▸ **Exercise description**
From the records, pick out and copy each line containing "What".

[Stored data]
|---|

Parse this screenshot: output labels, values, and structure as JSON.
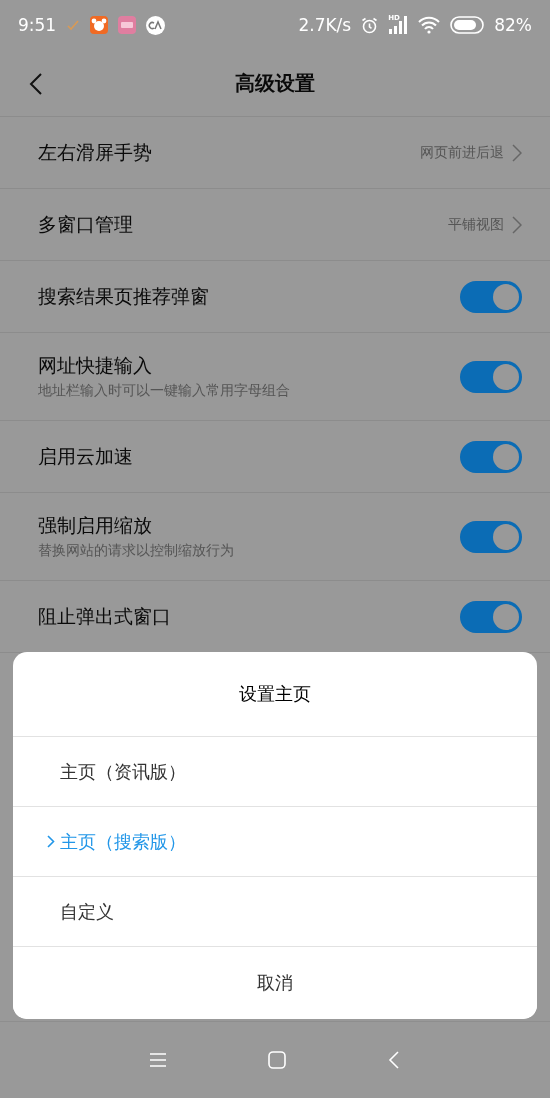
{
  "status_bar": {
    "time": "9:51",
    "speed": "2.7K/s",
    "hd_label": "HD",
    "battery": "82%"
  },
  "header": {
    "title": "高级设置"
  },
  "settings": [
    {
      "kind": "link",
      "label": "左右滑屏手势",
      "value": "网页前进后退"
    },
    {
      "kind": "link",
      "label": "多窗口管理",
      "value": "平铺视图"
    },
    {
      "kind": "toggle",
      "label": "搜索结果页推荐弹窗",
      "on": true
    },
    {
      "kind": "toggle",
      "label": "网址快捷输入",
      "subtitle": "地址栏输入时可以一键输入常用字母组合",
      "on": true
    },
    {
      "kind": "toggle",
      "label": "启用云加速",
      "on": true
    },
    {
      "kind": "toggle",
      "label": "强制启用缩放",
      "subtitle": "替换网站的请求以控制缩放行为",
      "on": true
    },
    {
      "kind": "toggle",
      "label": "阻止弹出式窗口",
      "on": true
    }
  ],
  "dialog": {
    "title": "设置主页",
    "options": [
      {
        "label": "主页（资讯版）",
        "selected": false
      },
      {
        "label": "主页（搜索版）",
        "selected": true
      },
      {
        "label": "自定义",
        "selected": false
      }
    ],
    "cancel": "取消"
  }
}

|---|

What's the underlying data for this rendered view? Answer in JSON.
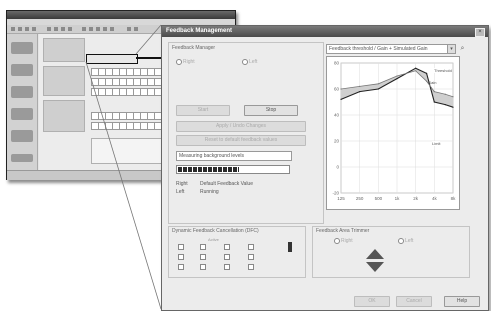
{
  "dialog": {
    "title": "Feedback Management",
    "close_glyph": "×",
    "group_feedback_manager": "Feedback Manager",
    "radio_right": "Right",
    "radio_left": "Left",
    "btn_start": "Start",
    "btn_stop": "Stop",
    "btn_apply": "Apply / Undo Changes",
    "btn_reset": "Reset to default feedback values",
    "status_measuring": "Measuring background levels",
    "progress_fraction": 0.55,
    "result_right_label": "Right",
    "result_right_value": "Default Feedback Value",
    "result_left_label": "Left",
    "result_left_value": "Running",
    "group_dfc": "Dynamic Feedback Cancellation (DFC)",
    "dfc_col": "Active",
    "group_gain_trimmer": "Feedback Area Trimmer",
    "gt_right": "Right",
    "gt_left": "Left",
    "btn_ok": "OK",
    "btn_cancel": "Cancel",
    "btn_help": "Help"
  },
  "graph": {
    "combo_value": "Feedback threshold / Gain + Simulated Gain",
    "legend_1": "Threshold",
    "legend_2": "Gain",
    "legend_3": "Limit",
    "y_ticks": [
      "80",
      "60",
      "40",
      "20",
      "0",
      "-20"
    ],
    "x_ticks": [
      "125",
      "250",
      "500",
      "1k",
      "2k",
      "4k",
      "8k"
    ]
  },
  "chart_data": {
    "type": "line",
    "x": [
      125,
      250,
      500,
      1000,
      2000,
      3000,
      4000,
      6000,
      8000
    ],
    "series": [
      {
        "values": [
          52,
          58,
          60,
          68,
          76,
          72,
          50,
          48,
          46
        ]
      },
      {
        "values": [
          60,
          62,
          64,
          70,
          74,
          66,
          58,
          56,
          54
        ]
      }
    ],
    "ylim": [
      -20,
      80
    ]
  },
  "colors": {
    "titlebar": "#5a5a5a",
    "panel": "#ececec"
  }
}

|---|

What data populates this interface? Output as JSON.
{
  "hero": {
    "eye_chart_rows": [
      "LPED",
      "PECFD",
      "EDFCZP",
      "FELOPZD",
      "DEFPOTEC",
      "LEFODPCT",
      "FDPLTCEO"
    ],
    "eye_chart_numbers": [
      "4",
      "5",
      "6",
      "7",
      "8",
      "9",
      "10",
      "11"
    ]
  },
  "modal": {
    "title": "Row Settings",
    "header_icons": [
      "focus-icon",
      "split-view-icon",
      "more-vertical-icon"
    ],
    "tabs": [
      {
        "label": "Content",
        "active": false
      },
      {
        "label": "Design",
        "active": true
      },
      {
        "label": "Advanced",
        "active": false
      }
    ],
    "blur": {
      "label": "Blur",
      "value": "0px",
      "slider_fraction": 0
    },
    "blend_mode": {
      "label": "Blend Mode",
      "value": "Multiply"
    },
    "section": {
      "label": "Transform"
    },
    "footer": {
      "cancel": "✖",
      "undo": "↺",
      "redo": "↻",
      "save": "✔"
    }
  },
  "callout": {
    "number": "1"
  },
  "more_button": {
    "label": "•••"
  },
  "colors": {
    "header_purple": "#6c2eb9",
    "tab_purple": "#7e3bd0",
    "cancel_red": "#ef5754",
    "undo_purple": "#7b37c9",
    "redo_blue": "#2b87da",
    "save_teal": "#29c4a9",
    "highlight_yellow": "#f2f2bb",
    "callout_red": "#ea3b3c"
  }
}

|---|

▸ **Finished answer**
What's the underlying data for this rendered view? Answer in JSON.
What data populates this interface? Output as JSON.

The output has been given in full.